> **Page excerpt**
[Start of Attachment]

Executive Director, Lab Director, Pediatric Nurse Practitioner
Eagan Child and Family Clinic
Kid stuff: “In pediatrics we think of play as ‘the work of children.’ It is what they are supposed to do and what they should do.”
When major revisions to Minnesota state law cleared the way for nurse practitioners to own clinics, Gretchen Moen was first in line.
Scary? Sure. But this scrappy physician’s daughter who was raised on the Iron Range and in the Red River Valley had a pioneer’s passion far bigger than fear. “When I saw that people were losing sight of what we do as medical professionals, I decided—I’m going to try.”
The trailblazing has been bumpy. “It’s very difficult to be on your own—learning how to deal with insurance companies, regulations,” Moen says. As a primary care clinic, for example, Eagan Child and Family Clinic had to adopt an electronic health record system, “an endeavor that has nearly closed the clinic more than once,” Moen says.

[End of Attachment]

> **Supplied records**
[Start of Attachment]

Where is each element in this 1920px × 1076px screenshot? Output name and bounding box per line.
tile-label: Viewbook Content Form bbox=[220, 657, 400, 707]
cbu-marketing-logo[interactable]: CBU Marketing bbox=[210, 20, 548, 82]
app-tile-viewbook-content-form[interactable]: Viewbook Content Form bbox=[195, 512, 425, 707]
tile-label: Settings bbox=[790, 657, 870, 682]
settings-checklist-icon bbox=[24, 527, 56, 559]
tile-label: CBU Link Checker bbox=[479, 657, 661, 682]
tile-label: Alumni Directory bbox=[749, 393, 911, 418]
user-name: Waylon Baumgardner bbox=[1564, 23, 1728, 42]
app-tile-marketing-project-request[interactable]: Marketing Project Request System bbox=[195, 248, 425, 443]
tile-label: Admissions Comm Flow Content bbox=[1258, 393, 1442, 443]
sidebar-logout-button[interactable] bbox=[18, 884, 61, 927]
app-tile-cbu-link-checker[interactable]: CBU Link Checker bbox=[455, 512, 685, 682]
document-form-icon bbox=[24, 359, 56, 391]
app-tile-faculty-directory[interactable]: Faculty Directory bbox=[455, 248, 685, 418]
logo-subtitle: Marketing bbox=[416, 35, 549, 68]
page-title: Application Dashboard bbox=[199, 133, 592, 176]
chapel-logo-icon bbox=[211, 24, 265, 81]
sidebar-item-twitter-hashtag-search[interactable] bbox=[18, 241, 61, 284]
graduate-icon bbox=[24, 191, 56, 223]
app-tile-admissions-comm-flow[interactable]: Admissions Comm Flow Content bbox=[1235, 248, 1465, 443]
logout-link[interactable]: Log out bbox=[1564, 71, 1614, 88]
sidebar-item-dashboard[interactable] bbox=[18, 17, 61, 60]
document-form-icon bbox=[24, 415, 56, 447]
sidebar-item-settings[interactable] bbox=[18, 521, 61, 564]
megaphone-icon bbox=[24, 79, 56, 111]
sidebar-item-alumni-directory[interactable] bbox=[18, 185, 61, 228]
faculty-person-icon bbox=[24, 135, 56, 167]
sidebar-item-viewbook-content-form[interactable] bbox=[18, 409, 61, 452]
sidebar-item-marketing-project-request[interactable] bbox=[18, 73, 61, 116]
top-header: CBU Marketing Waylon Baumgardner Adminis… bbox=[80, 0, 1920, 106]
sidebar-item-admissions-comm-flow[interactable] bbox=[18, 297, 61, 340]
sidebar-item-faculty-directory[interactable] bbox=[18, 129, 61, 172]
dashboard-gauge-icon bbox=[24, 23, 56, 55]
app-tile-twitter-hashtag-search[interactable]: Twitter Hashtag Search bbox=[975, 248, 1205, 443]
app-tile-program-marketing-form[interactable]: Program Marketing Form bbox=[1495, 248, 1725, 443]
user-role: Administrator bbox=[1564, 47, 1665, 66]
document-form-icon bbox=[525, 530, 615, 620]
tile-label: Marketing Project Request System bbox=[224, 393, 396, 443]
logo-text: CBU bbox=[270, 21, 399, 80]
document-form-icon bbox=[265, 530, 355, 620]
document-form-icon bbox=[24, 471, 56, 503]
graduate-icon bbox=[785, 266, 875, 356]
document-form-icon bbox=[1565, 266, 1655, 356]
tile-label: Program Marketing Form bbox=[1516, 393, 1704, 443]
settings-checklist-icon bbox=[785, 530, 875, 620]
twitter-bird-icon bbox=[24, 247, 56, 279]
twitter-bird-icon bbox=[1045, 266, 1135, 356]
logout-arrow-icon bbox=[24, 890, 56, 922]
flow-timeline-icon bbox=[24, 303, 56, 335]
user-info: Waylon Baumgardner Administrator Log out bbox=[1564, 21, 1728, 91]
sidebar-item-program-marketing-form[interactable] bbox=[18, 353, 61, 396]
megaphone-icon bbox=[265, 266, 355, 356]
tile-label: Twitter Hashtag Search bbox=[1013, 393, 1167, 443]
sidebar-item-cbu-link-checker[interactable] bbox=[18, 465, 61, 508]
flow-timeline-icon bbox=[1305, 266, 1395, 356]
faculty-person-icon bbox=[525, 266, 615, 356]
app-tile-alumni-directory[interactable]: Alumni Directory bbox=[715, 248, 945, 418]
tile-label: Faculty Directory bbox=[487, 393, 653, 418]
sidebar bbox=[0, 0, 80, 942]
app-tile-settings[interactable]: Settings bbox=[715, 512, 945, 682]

[End of Attachment]

> **Your tasks**
1. According to the nurse practitioner profile, what change made it possible for Gretchen Moen to own a clinic?
2. Reproduce the passage of the nurse practitioner profile between "Executive Director, Lab" and "first in line.", inclusive.
3. Write the next part of the nurse practitioner profile, picking up after its final sentence.

> **Answers given**
1. Major revisions to Minnesota state law cleared the way for nurse practitioners to own clinics.

2.
Executive Director, Lab Director, Pediatric Nurse Practitioner
Eagan Child and Family Clinic
Kid stuff: “In pediatrics we think of play as ‘the work of children.’ It is what they are supposed to do and what they should do.”
When major revisions to Minnesota state law cleared the way for nurse practitioners to own clinics, Gretchen Moen was first in line.

3.
But the clinic stands, and 10 years later, it’s still one of the only independently owned nonprofit pediatric clinics in the state. Next year, after the prescribed waiting period for the 501(c)(3) application, it will become the only pediatric and family clinic operating as a charity. The change will help the clinic develop more solid relationships with other charities doing complementary work.
But in many ways, nothing will change. “The frog is our mascot. One of the first rooms my clinic had was a frog room, and it’s become the choice room for the kids,” Moen says. Handy Medical Supply even brought Moen a therapy frog puppet as a gift. She uses it almost every day. “When my patients are afraid, the frogs are a source of calming.”